-- start of Raw records --
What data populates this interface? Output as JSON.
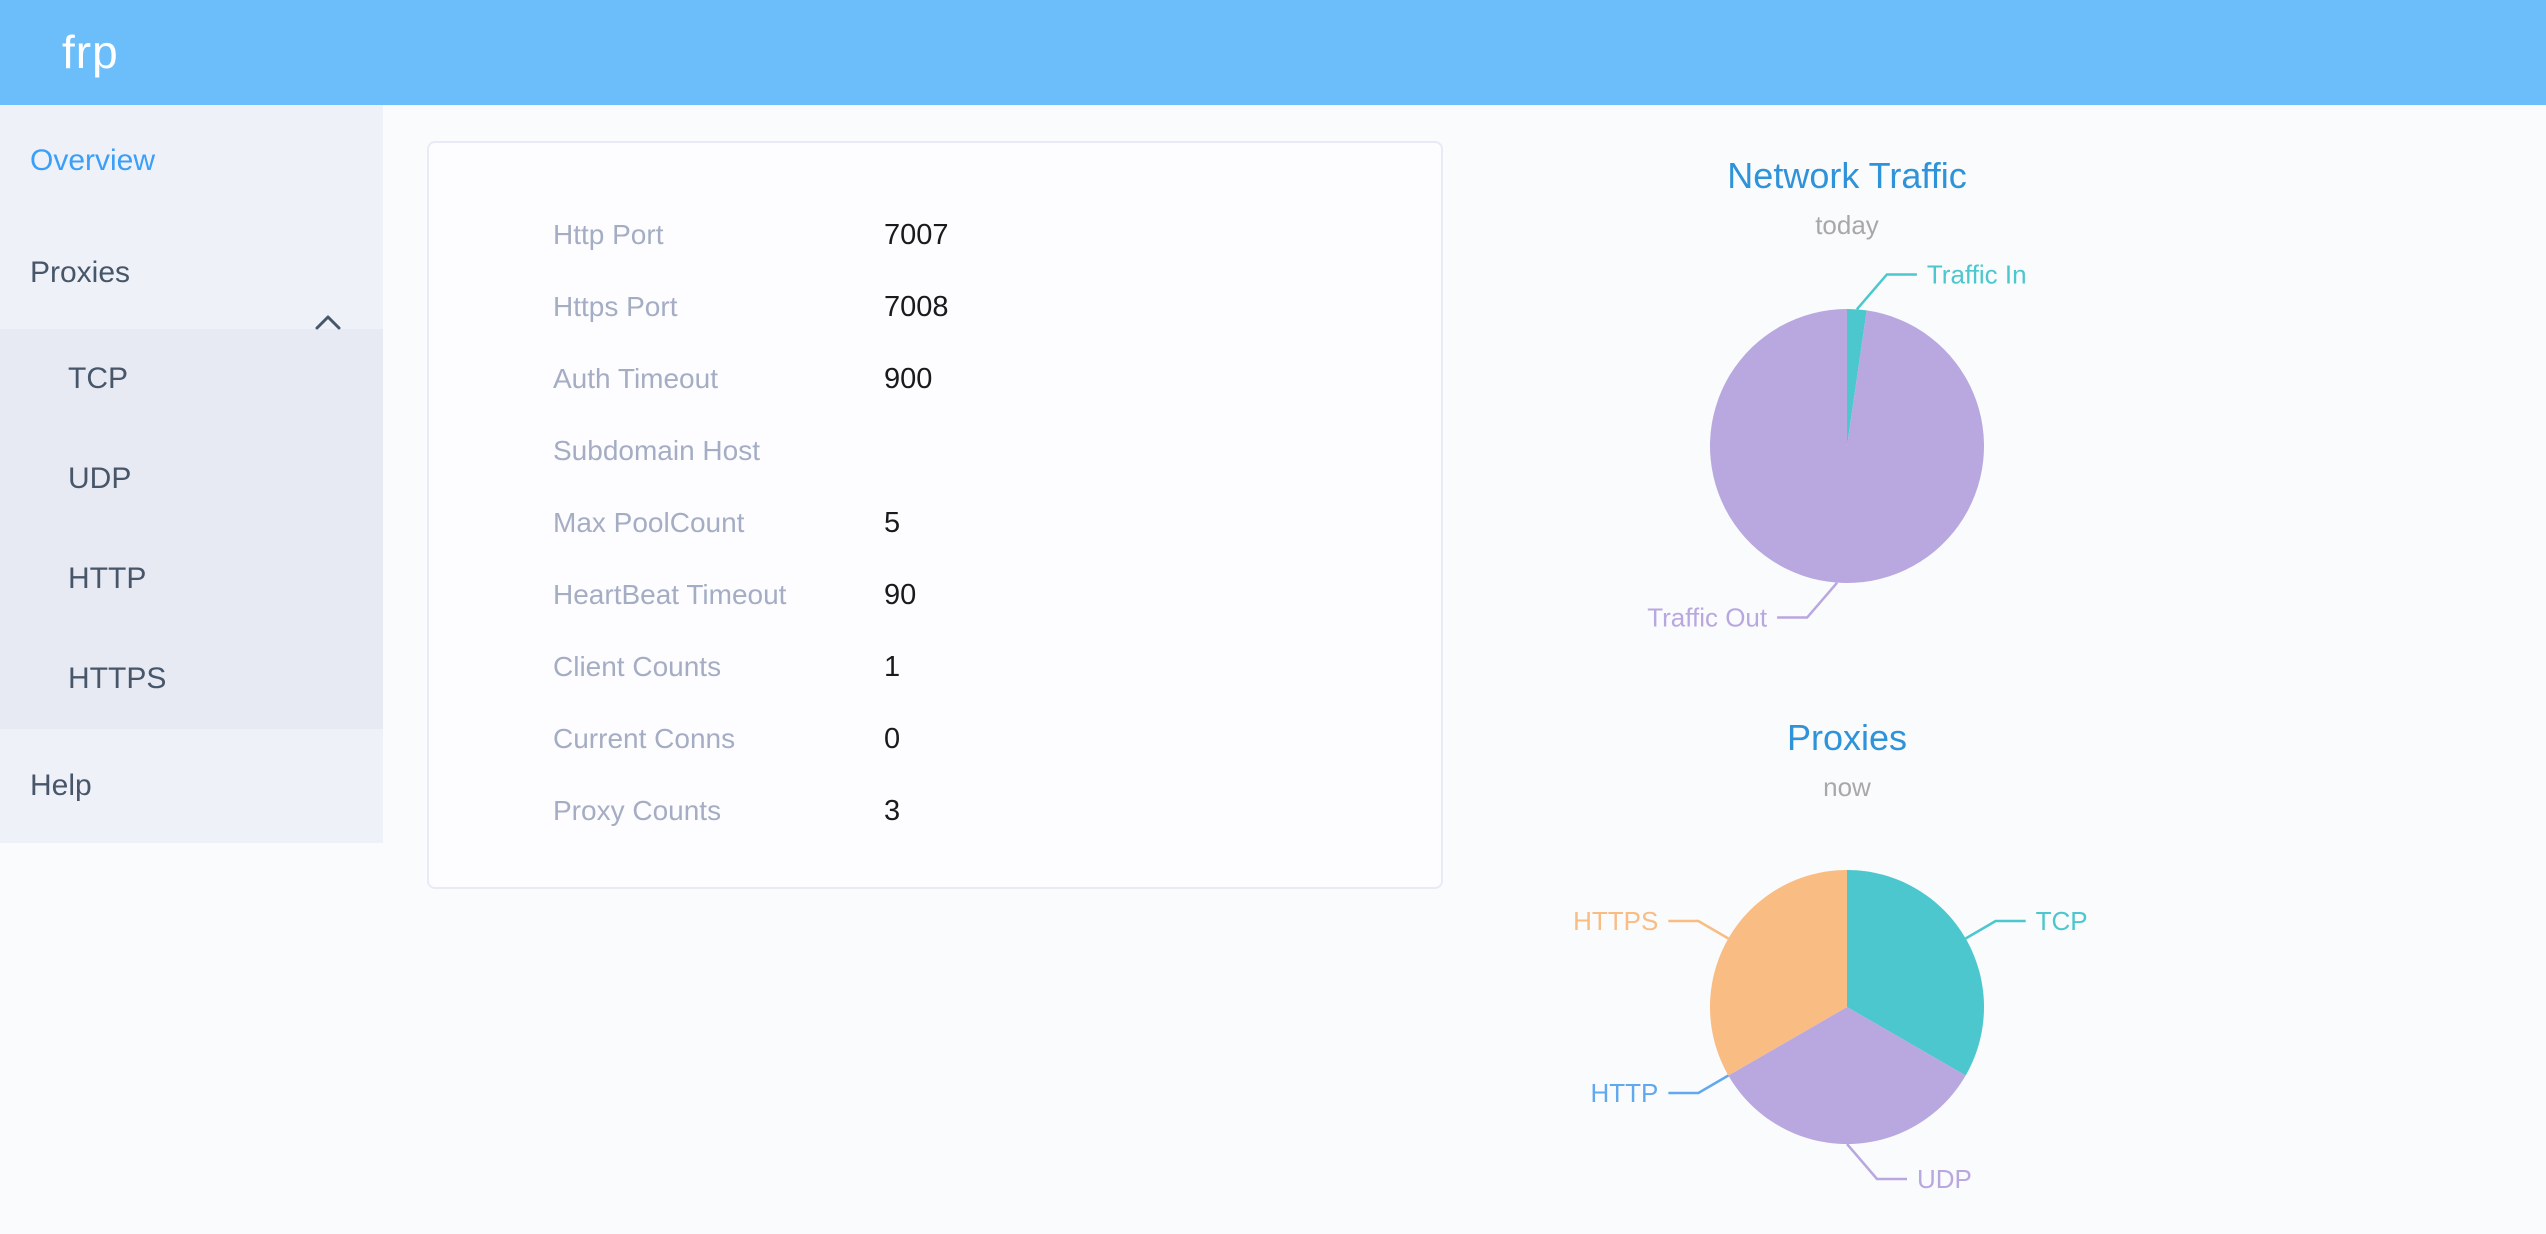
{
  "header": {
    "logo": "frp",
    "bar_color": "#6cbefb"
  },
  "sidebar": {
    "items": [
      {
        "label": "Overview",
        "active": true
      },
      {
        "label": "Proxies",
        "expanded": true,
        "children": [
          "TCP",
          "UDP",
          "HTTP",
          "HTTPS"
        ]
      },
      {
        "label": "Help"
      }
    ],
    "active_color": "#3b9ff8",
    "text_color": "#475669"
  },
  "overview": {
    "rows": [
      {
        "label": "Http Port",
        "value": "7007"
      },
      {
        "label": "Https Port",
        "value": "7008"
      },
      {
        "label": "Auth Timeout",
        "value": "900"
      },
      {
        "label": "Subdomain Host",
        "value": ""
      },
      {
        "label": "Max PoolCount",
        "value": "5"
      },
      {
        "label": "HeartBeat Timeout",
        "value": "90"
      },
      {
        "label": "Client Counts",
        "value": "1"
      },
      {
        "label": "Current Conns",
        "value": "0"
      },
      {
        "label": "Proxy Counts",
        "value": "3"
      }
    ]
  },
  "chart_data": [
    {
      "type": "pie",
      "title": "Network Traffic",
      "subtitle": "today",
      "legend_position": "callout-labels",
      "slices": [
        {
          "name": "Traffic In",
          "pct": 2.3,
          "color": "#4bc7cd"
        },
        {
          "name": "Traffic Out",
          "pct": 97.7,
          "color": "#b9a7e0"
        }
      ]
    },
    {
      "type": "pie",
      "title": "Proxies",
      "subtitle": "now",
      "legend_position": "callout-labels",
      "slices": [
        {
          "name": "TCP",
          "value": 1,
          "pct": 33.333,
          "color": "#4bc7cd"
        },
        {
          "name": "UDP",
          "value": 1,
          "pct": 33.333,
          "color": "#b9a7e0"
        },
        {
          "name": "HTTP",
          "value": 0,
          "pct": 0,
          "color": "#61a8ee"
        },
        {
          "name": "HTTPS",
          "value": 1,
          "pct": 33.333,
          "color": "#f9bc83"
        }
      ]
    }
  ]
}
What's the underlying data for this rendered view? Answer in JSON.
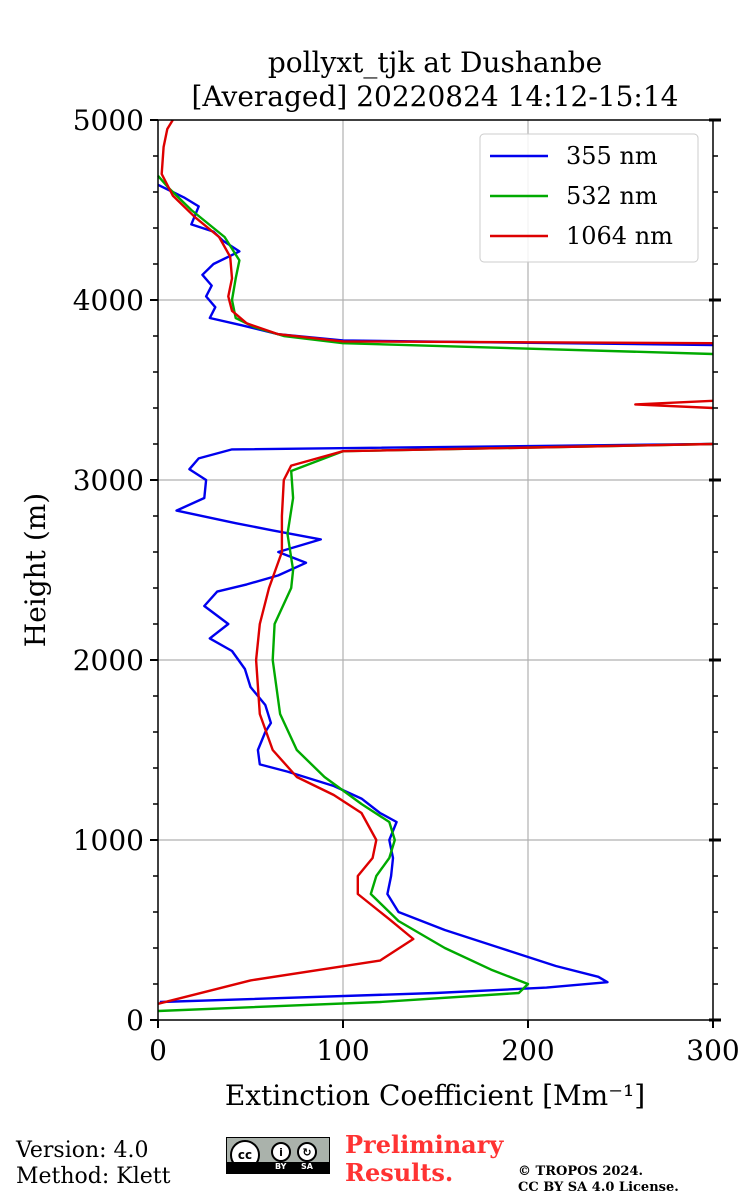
{
  "chart_data": {
    "type": "line",
    "title": "pollyxt_tjk at Dushanbe",
    "subtitle": "[Averaged] 20220824 14:12-15:14",
    "xlabel": "Extinction Coefficient [Mm⁻¹]",
    "ylabel": "Height (m)",
    "xlim": [
      0,
      300
    ],
    "ylim": [
      0,
      5000
    ],
    "xticks": [
      "0",
      "100",
      "200",
      "300"
    ],
    "yticks": [
      "0",
      "1000",
      "2000",
      "3000",
      "4000",
      "5000"
    ],
    "xtick_values": [
      0,
      100,
      200,
      300
    ],
    "ytick_values": [
      0,
      1000,
      2000,
      3000,
      4000,
      5000
    ],
    "grid": true,
    "legend_position": "top-right",
    "series": [
      {
        "name": "355 nm",
        "color": "#0000ee",
        "points": [
          [
            1,
            100
          ],
          [
            150,
            150
          ],
          [
            210,
            180
          ],
          [
            243,
            210
          ],
          [
            238,
            240
          ],
          [
            215,
            300
          ],
          [
            185,
            400
          ],
          [
            155,
            500
          ],
          [
            130,
            600
          ],
          [
            124,
            700
          ],
          [
            126,
            800
          ],
          [
            127,
            900
          ],
          [
            125,
            1000
          ],
          [
            129,
            1100
          ],
          [
            120,
            1150
          ],
          [
            110,
            1230
          ],
          [
            95,
            1300
          ],
          [
            70,
            1380
          ],
          [
            55,
            1420
          ],
          [
            54,
            1500
          ],
          [
            58,
            1600
          ],
          [
            61,
            1650
          ],
          [
            58,
            1750
          ],
          [
            50,
            1850
          ],
          [
            47,
            1950
          ],
          [
            40,
            2050
          ],
          [
            28,
            2120
          ],
          [
            38,
            2200
          ],
          [
            25,
            2300
          ],
          [
            32,
            2380
          ],
          [
            48,
            2420
          ],
          [
            65,
            2470
          ],
          [
            80,
            2540
          ],
          [
            65,
            2600
          ],
          [
            88,
            2670
          ],
          [
            62,
            2720
          ],
          [
            42,
            2760
          ],
          [
            10,
            2830
          ],
          [
            25,
            2900
          ],
          [
            26,
            3000
          ],
          [
            17,
            3060
          ],
          [
            22,
            3120
          ],
          [
            40,
            3170
          ],
          [
            300,
            3200
          ]
        ]
      },
      {
        "name": "355 nm (upper)",
        "color": "#0000ee",
        "points": [
          [
            300,
            3750
          ],
          [
            100,
            3775
          ],
          [
            65,
            3810
          ],
          [
            45,
            3860
          ],
          [
            28,
            3900
          ],
          [
            31,
            3960
          ],
          [
            26,
            4020
          ],
          [
            29,
            4080
          ],
          [
            24,
            4140
          ],
          [
            30,
            4200
          ],
          [
            44,
            4270
          ],
          [
            35,
            4330
          ],
          [
            30,
            4380
          ],
          [
            18,
            4420
          ],
          [
            20,
            4470
          ],
          [
            22,
            4520
          ],
          [
            14,
            4570
          ],
          [
            8,
            4600
          ],
          [
            0,
            4640
          ]
        ]
      },
      {
        "name": "532 nm",
        "color": "#00aa00",
        "points": [
          [
            0,
            50
          ],
          [
            120,
            100
          ],
          [
            195,
            150
          ],
          [
            200,
            200
          ],
          [
            180,
            280
          ],
          [
            155,
            400
          ],
          [
            130,
            550
          ],
          [
            115,
            700
          ],
          [
            118,
            800
          ],
          [
            125,
            900
          ],
          [
            128,
            1000
          ],
          [
            125,
            1100
          ],
          [
            110,
            1200
          ],
          [
            90,
            1350
          ],
          [
            75,
            1500
          ],
          [
            66,
            1700
          ],
          [
            62,
            2000
          ],
          [
            63,
            2200
          ],
          [
            72,
            2400
          ],
          [
            73,
            2500
          ],
          [
            70,
            2700
          ],
          [
            73,
            2900
          ],
          [
            72,
            3050
          ],
          [
            100,
            3160
          ],
          [
            300,
            3200
          ]
        ]
      },
      {
        "name": "532 nm (upper)",
        "color": "#00aa00",
        "points": [
          [
            300,
            3700
          ],
          [
            100,
            3760
          ],
          [
            68,
            3800
          ],
          [
            52,
            3850
          ],
          [
            42,
            3900
          ],
          [
            40,
            4000
          ],
          [
            42,
            4120
          ],
          [
            44,
            4220
          ],
          [
            36,
            4350
          ],
          [
            18,
            4500
          ],
          [
            6,
            4620
          ],
          [
            0,
            4690
          ]
        ]
      },
      {
        "name": "1064 nm",
        "color": "#dd0000",
        "points": [
          [
            0,
            90
          ],
          [
            50,
            220
          ],
          [
            120,
            330
          ],
          [
            138,
            450
          ],
          [
            125,
            560
          ],
          [
            108,
            700
          ],
          [
            108,
            800
          ],
          [
            116,
            900
          ],
          [
            118,
            1000
          ],
          [
            110,
            1150
          ],
          [
            95,
            1250
          ],
          [
            75,
            1350
          ],
          [
            62,
            1500
          ],
          [
            55,
            1700
          ],
          [
            53,
            2000
          ],
          [
            55,
            2200
          ],
          [
            60,
            2400
          ],
          [
            67,
            2600
          ],
          [
            67,
            2800
          ],
          [
            68,
            3000
          ],
          [
            72,
            3080
          ],
          [
            100,
            3160
          ],
          [
            300,
            3200
          ]
        ]
      },
      {
        "name": "1064 nm (layer)",
        "color": "#dd0000",
        "points": [
          [
            300,
            3440
          ],
          [
            258,
            3420
          ],
          [
            300,
            3400
          ]
        ]
      },
      {
        "name": "1064 nm (upper)",
        "color": "#dd0000",
        "points": [
          [
            300,
            3760
          ],
          [
            100,
            3770
          ],
          [
            65,
            3810
          ],
          [
            48,
            3870
          ],
          [
            40,
            3940
          ],
          [
            38,
            4020
          ],
          [
            40,
            4120
          ],
          [
            39,
            4240
          ],
          [
            33,
            4350
          ],
          [
            20,
            4460
          ],
          [
            8,
            4580
          ],
          [
            2,
            4700
          ],
          [
            3,
            4850
          ],
          [
            5,
            4950
          ],
          [
            8,
            5000
          ]
        ]
      }
    ],
    "legend": [
      {
        "label": "355 nm",
        "color": "#0000ee"
      },
      {
        "label": "532 nm",
        "color": "#00aa00"
      },
      {
        "label": "1064 nm",
        "color": "#dd0000"
      }
    ]
  },
  "footer": {
    "version": "Version: 4.0",
    "method": "Method: Klett",
    "license_badge": {
      "cc": "cc",
      "by": "BY",
      "sa": "SA",
      "by_icon": "i",
      "sa_icon": "↻"
    },
    "preliminary_line1": "Preliminary",
    "preliminary_line2": "Results.",
    "copyright_line1": "© TROPOS 2024.",
    "copyright_line2": "CC BY SA 4.0 License."
  }
}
-- end of Raw records --
### Goal
Counting only lines of the data above that hold "subtitle", report the total and nothing else.

### The response
3